* **Consegna**: Prosegui l'articolo su Mourinho e l'Inter partendo dopo la sua ultima frase.

* **Brano scelto**:
========

Contatto tra il presidente dell’Inter e lo “Special One”: per battere la concorrenza del Chelsea di Abramovich, Moratti dovrà trovare adesso un socio finanziatore

Jose Mourinho

Non è il Chlesea ma l’Inter la prossima destinazione di Josè Mourinho. E arrivano altre conferme che confermano lo scenario più clamoroso e sconfessano quello che gli inglesi danno per certo.

Una telefonata, un’altra frase di José (“Nerazzurri nel cuore”), la caccia a un socio forte: ecco cosa c’è sotto. Moratti-Mourinho: finalmente è avvenuto il contatto. L’Inter si è decisa a tentare l’impresa di strapparlo a Chelsea e Psg.

Le sue foto sono dappertutto. Parete destra, parete di sinistra, piano rialzato, riproduzioni di prime pagine dei trionfi: Mou c’è ancora alla Pinetina, nel cuore dei tifosi e nella testa di Massimo Moratti, numero uno di un’Inter che con José Mourinho è diventato il presidente dei Campioni di Tutto.

========

* **Dati da esaminare**:
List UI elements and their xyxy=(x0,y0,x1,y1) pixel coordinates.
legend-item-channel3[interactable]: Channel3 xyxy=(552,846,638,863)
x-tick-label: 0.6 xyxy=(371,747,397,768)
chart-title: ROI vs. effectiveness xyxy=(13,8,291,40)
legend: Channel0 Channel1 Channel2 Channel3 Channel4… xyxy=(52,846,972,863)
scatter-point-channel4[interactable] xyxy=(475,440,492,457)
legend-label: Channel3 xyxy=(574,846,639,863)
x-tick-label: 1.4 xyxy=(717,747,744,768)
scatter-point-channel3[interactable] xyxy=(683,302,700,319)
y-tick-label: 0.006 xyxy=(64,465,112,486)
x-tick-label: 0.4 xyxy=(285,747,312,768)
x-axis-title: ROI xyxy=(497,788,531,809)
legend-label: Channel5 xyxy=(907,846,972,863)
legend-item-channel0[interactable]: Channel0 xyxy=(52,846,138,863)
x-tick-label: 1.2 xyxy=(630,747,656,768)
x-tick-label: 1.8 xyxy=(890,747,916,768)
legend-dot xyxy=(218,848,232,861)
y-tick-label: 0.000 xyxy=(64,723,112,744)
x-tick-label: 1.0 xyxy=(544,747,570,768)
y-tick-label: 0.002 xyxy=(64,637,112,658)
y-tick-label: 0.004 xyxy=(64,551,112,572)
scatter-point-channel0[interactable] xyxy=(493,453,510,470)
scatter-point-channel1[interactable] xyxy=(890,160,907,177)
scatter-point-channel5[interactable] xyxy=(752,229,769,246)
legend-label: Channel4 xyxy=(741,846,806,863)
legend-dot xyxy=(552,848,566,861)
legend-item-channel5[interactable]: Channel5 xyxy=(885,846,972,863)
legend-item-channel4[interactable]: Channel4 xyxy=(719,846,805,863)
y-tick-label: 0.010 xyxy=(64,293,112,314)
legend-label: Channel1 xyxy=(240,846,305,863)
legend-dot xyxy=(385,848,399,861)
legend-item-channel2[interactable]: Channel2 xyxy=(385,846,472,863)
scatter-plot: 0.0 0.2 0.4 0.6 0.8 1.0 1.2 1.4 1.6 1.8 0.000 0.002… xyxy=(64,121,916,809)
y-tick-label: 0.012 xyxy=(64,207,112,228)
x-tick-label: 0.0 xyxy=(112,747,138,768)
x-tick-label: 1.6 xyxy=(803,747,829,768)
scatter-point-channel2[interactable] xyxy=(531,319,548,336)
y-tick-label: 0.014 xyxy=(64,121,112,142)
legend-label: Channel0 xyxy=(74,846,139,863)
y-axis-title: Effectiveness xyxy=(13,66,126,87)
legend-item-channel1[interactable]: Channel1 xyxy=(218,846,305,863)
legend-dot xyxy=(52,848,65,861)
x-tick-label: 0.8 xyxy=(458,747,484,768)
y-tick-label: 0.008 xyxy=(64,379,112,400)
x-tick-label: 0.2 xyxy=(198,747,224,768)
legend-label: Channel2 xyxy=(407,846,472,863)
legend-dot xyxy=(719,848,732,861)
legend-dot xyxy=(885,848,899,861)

========

* **Spazio risposta**:
E allora – detto che ogni tifoso dell’Inter sognerebbe un suo ritorno – ecco il retroscena svelato dalla Gazzetta dello Sport: in un giro di consultazioni fatte come ogni presidente è libero e legittimato a fare, Massimo Moratti avrebbe sentito anche lui, José. Per salutarlo? Per chiedergli come va? Forse, ma anche – pare – per informarsi dei programmi futuri: compresi quelli immediati. Diritto di sognare – Il sussurro, che doveva restare sotto traccia, è emerso piano piano e naturalmente troverà muri e forse sbarramenti automatici. Però è affiorato.

Si racconta – e Moratti lo ha smentito prima di Inter-Tottenham – che le telefonate siano state diverse fra lui (o suoi collaboratori) e altri tecnici: forse è successo per la rabbia nel post-ko contro il Bologna, oppure no. Bedy Moratti – sorella del numero uno presente ad ogni gara, presidente onorario degli Inter Club, ha chiacchierato col sito Magazineinter.it dicendo: “Il futuro di Stramaccioni? Sinceramente non lo so, ma è un allenatore molto bravo. Cosa ne penso di un ritorno di Mou? Penso che la gente abbia tutto il diritto di sognare.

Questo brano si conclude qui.